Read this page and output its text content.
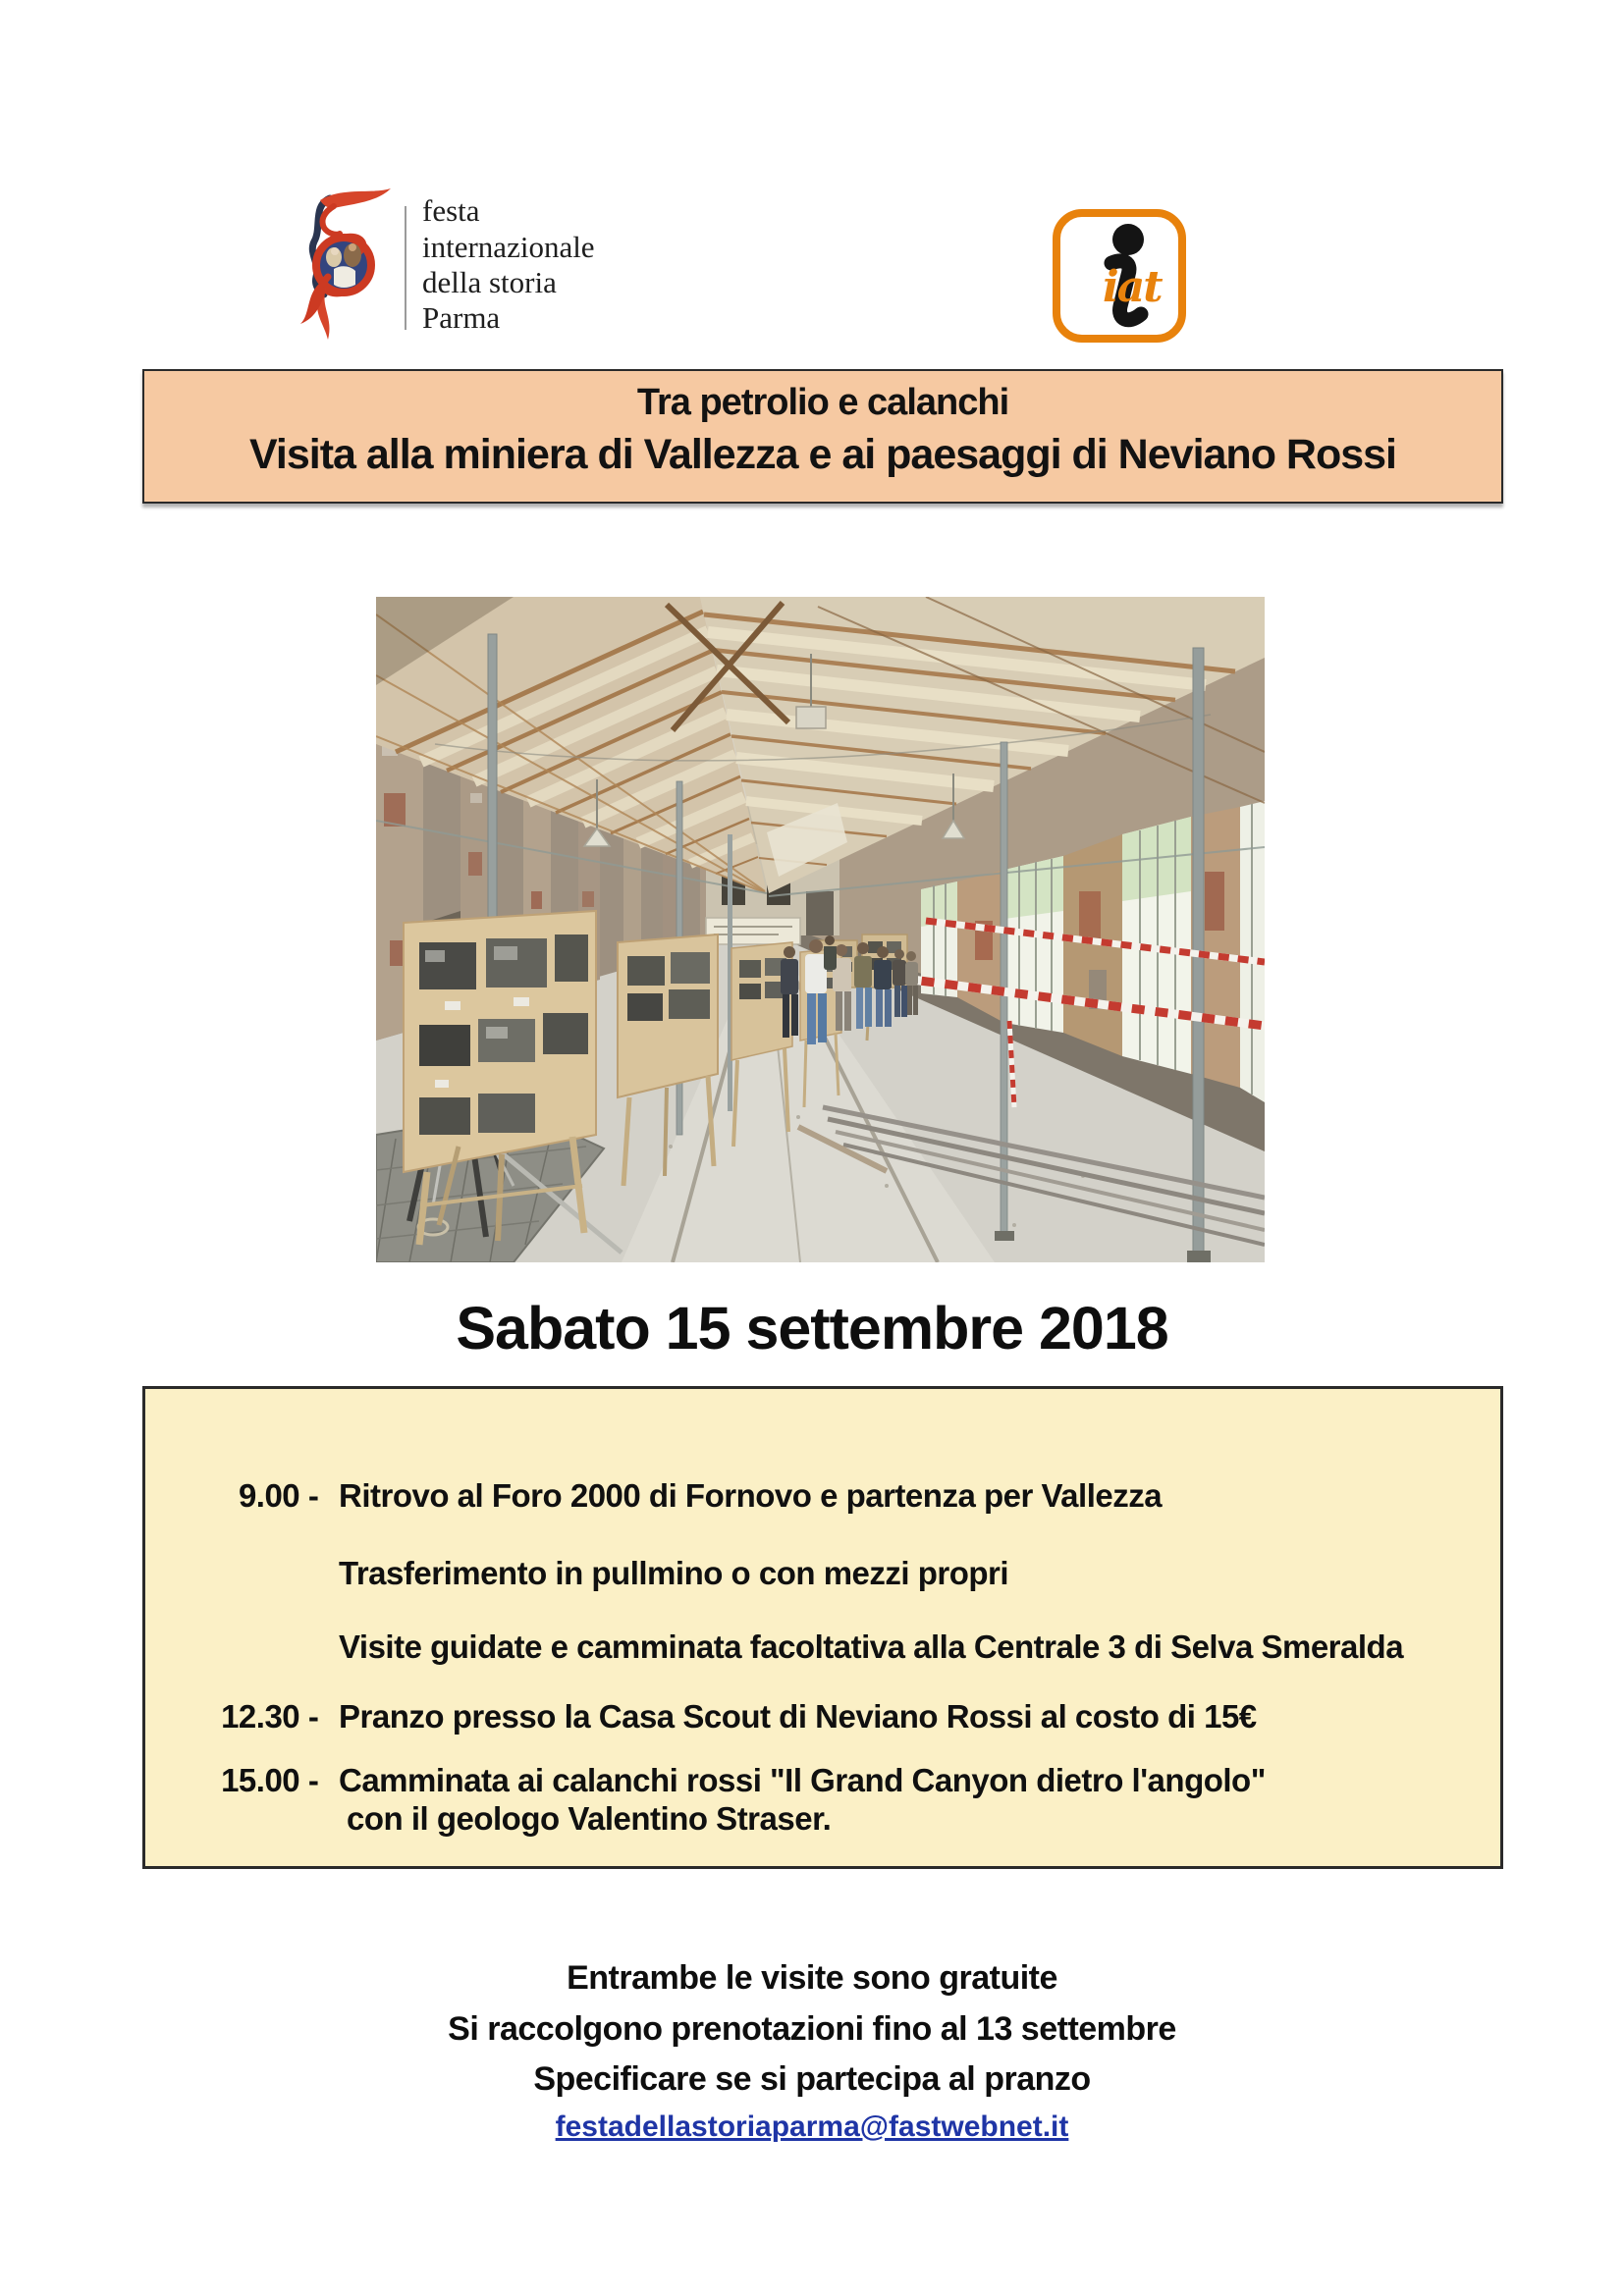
festa
internazionale
della storia
Parma
iat
Tra petrolio e calanchi
Visita alla miniera di Vallezza e ai paesaggi di Neviano Rossi
Sabato 15 settembre 2018
9.00 - Ritrovo al Foro 2000 di Fornovo e partenza per Vallezza
Trasferimento in pullmino o con mezzi propri
Visite guidate e camminata facoltativa alla Centrale 3 di Selva Smeralda
12.30 - Pranzo presso la Casa Scout di Neviano Rossi al costo di 15€
15.00 - Camminata ai calanchi rossi "Il Grand Canyon dietro l'angolo"
con il geologo Valentino Straser.
Entrambe le visite sono gratuite
Si raccolgono prenotazioni fino al 13 settembre
Specificare se si partecipa al pranzo
festadellastoriaparma@fastwebnet.it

**Your task:** Give back all entries exactly. No pictures belong in the copy.

**Correct result:**
Read this page and output its text content.
festa
internazionale
della storia
Parma
iat
Tra petrolio e calanchi
Visita alla miniera di Vallezza e ai paesaggi di Neviano Rossi
Sabato 15 settembre 2018
9.00 - Ritrovo al Foro 2000 di Fornovo e partenza per Vallezza
Trasferimento in pullmino o con mezzi propri
Visite guidate e camminata facoltativa alla Centrale 3 di Selva Smeralda
12.30 - Pranzo presso la Casa Scout di Neviano Rossi al costo di 15€
15.00 - Camminata ai calanchi rossi "Il Grand Canyon dietro l'angolo"
con il geologo Valentino Straser.
Entrambe le visite sono gratuite
Si raccolgono prenotazioni fino al 13 settembre
Specificare se si partecipa al pranzo
festadellastoriaparma@fastwebnet.it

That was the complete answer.